• What you should do
Reproduce every row below verbatim, one per line, without altering any character.

─── Listed records ───

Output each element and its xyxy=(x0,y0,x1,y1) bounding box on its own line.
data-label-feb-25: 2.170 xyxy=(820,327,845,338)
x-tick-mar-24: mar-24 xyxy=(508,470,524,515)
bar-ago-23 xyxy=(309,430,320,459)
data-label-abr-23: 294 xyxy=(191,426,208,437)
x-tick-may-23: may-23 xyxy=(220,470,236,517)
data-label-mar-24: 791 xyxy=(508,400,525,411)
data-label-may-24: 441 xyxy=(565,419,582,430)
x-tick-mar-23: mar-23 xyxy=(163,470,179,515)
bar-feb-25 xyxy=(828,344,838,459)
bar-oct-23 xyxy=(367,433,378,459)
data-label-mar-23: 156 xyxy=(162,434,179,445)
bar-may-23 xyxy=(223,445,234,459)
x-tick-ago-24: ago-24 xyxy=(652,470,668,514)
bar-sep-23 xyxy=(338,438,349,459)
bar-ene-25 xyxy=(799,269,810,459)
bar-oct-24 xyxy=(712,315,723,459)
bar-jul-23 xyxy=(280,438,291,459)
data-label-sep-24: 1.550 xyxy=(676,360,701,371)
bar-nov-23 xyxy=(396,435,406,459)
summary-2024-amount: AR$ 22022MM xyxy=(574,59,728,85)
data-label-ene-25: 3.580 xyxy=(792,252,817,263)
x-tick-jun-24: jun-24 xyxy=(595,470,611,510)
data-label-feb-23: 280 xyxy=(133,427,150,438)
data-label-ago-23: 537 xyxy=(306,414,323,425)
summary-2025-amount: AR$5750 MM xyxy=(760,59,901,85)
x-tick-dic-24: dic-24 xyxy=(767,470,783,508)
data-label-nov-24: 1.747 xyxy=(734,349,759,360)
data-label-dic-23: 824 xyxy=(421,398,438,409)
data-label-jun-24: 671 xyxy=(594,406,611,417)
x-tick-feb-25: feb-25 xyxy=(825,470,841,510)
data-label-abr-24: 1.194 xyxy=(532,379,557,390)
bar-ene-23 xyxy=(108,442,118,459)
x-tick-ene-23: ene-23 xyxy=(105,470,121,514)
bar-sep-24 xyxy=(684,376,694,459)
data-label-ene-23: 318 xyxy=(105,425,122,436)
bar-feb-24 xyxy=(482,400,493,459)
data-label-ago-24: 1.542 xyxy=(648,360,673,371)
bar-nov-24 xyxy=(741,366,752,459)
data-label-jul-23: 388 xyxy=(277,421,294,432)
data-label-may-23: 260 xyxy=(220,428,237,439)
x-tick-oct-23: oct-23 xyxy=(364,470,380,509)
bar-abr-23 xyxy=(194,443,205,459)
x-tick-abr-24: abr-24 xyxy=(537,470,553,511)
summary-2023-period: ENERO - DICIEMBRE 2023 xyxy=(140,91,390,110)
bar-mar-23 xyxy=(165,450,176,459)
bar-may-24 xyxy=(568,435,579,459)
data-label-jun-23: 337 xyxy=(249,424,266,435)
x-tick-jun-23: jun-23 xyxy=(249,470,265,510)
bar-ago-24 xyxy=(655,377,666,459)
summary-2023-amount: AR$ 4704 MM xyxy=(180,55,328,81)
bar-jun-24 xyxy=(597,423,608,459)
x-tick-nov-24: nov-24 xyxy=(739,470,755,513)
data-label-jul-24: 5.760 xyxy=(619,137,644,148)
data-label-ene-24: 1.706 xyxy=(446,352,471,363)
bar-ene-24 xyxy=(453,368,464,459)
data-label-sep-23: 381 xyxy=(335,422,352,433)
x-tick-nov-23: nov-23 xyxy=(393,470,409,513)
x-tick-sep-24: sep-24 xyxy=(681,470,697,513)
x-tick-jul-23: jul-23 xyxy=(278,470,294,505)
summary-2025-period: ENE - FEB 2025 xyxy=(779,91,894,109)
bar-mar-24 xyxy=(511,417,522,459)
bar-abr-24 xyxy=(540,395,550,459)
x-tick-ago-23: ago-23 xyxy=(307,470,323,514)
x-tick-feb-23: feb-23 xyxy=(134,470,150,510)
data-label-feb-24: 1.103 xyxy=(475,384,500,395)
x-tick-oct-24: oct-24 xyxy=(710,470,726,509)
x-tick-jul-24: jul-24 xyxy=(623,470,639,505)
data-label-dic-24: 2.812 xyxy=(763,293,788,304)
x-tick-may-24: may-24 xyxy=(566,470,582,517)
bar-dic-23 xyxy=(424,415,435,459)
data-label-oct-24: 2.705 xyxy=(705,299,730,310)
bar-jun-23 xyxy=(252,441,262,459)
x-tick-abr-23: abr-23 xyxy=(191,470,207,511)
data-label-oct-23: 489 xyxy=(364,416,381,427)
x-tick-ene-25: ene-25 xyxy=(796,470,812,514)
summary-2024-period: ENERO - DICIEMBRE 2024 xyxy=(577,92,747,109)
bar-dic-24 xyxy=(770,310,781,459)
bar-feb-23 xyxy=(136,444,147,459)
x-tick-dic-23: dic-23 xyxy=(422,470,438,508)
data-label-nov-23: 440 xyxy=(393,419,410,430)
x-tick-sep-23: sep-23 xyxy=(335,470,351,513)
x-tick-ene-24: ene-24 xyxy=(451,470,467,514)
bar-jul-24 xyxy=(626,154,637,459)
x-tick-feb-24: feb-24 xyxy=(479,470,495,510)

───

• Answer to this problem
Output each element and its xyxy=(x0,y0,x1,y1) bounding box on its own line.
data-label-feb-25: 2.170 xyxy=(820,327,845,338)
x-tick-mar-24: mar-24 xyxy=(508,470,524,515)
bar-ago-23 xyxy=(309,430,320,459)
data-label-abr-23: 294 xyxy=(191,426,208,437)
x-tick-may-23: may-23 xyxy=(220,470,236,517)
data-label-mar-24: 791 xyxy=(508,400,525,411)
data-label-may-24: 441 xyxy=(565,419,582,430)
x-tick-mar-23: mar-23 xyxy=(163,470,179,515)
bar-feb-25 xyxy=(828,344,838,459)
bar-oct-23 xyxy=(367,433,378,459)
data-label-mar-23: 156 xyxy=(162,434,179,445)
bar-may-23 xyxy=(223,445,234,459)
x-tick-ago-24: ago-24 xyxy=(652,470,668,514)
bar-sep-23 xyxy=(338,438,349,459)
bar-ene-25 xyxy=(799,269,810,459)
bar-oct-24 xyxy=(712,315,723,459)
bar-jul-23 xyxy=(280,438,291,459)
data-label-sep-24: 1.550 xyxy=(676,360,701,371)
bar-nov-23 xyxy=(396,435,406,459)
summary-2024-amount: AR$ 22022MM xyxy=(574,59,728,85)
data-label-ene-25: 3.580 xyxy=(792,252,817,263)
x-tick-jun-24: jun-24 xyxy=(595,470,611,510)
data-label-feb-23: 280 xyxy=(133,427,150,438)
data-label-ago-23: 537 xyxy=(306,414,323,425)
summary-2025-amount: AR$5750 MM xyxy=(760,59,901,85)
x-tick-dic-24: dic-24 xyxy=(767,470,783,508)
data-label-nov-24: 1.747 xyxy=(734,349,759,360)
data-label-dic-23: 824 xyxy=(421,398,438,409)
data-label-jun-24: 671 xyxy=(594,406,611,417)
x-tick-feb-25: feb-25 xyxy=(825,470,841,510)
data-label-abr-24: 1.194 xyxy=(532,379,557,390)
bar-ene-23 xyxy=(108,442,118,459)
x-tick-ene-23: ene-23 xyxy=(105,470,121,514)
bar-sep-24 xyxy=(684,376,694,459)
data-label-ene-23: 318 xyxy=(105,425,122,436)
bar-feb-24 xyxy=(482,400,493,459)
data-label-ago-24: 1.542 xyxy=(648,360,673,371)
bar-nov-24 xyxy=(741,366,752,459)
data-label-jul-23: 388 xyxy=(277,421,294,432)
data-label-may-23: 260 xyxy=(220,428,237,439)
x-tick-oct-23: oct-23 xyxy=(364,470,380,509)
bar-abr-23 xyxy=(194,443,205,459)
x-tick-abr-24: abr-24 xyxy=(537,470,553,511)
summary-2023-period: ENERO - DICIEMBRE 2023 xyxy=(140,91,390,110)
bar-mar-23 xyxy=(165,450,176,459)
bar-may-24 xyxy=(568,435,579,459)
data-label-jun-23: 337 xyxy=(249,424,266,435)
x-tick-jun-23: jun-23 xyxy=(249,470,265,510)
bar-ago-24 xyxy=(655,377,666,459)
summary-2023-amount: AR$ 4704 MM xyxy=(180,55,328,81)
bar-jun-24 xyxy=(597,423,608,459)
x-tick-nov-24: nov-24 xyxy=(739,470,755,513)
data-label-jul-24: 5.760 xyxy=(619,137,644,148)
data-label-ene-24: 1.706 xyxy=(446,352,471,363)
bar-ene-24 xyxy=(453,368,464,459)
data-label-sep-23: 381 xyxy=(335,422,352,433)
x-tick-nov-23: nov-23 xyxy=(393,470,409,513)
x-tick-sep-24: sep-24 xyxy=(681,470,697,513)
x-tick-jul-23: jul-23 xyxy=(278,470,294,505)
summary-2025-period: ENE - FEB 2025 xyxy=(779,91,894,109)
bar-mar-24 xyxy=(511,417,522,459)
bar-abr-24 xyxy=(540,395,550,459)
x-tick-ago-23: ago-23 xyxy=(307,470,323,514)
x-tick-feb-23: feb-23 xyxy=(134,470,150,510)
data-label-feb-24: 1.103 xyxy=(475,384,500,395)
x-tick-oct-24: oct-24 xyxy=(710,470,726,509)
x-tick-jul-24: jul-24 xyxy=(623,470,639,505)
data-label-dic-24: 2.812 xyxy=(763,293,788,304)
x-tick-may-24: may-24 xyxy=(566,470,582,517)
bar-dic-23 xyxy=(424,415,435,459)
data-label-oct-24: 2.705 xyxy=(705,299,730,310)
bar-jun-23 xyxy=(252,441,262,459)
x-tick-abr-23: abr-23 xyxy=(191,470,207,511)
data-label-oct-23: 489 xyxy=(364,416,381,427)
x-tick-ene-25: ene-25 xyxy=(796,470,812,514)
summary-2024-period: ENERO - DICIEMBRE 2024 xyxy=(577,92,747,109)
bar-dic-24 xyxy=(770,310,781,459)
bar-feb-23 xyxy=(136,444,147,459)
x-tick-dic-23: dic-23 xyxy=(422,470,438,508)
data-label-nov-23: 440 xyxy=(393,419,410,430)
x-tick-sep-23: sep-23 xyxy=(335,470,351,513)
x-tick-ene-24: ene-24 xyxy=(451,470,467,514)
bar-jul-24 xyxy=(626,154,637,459)
x-tick-feb-24: feb-24 xyxy=(479,470,495,510)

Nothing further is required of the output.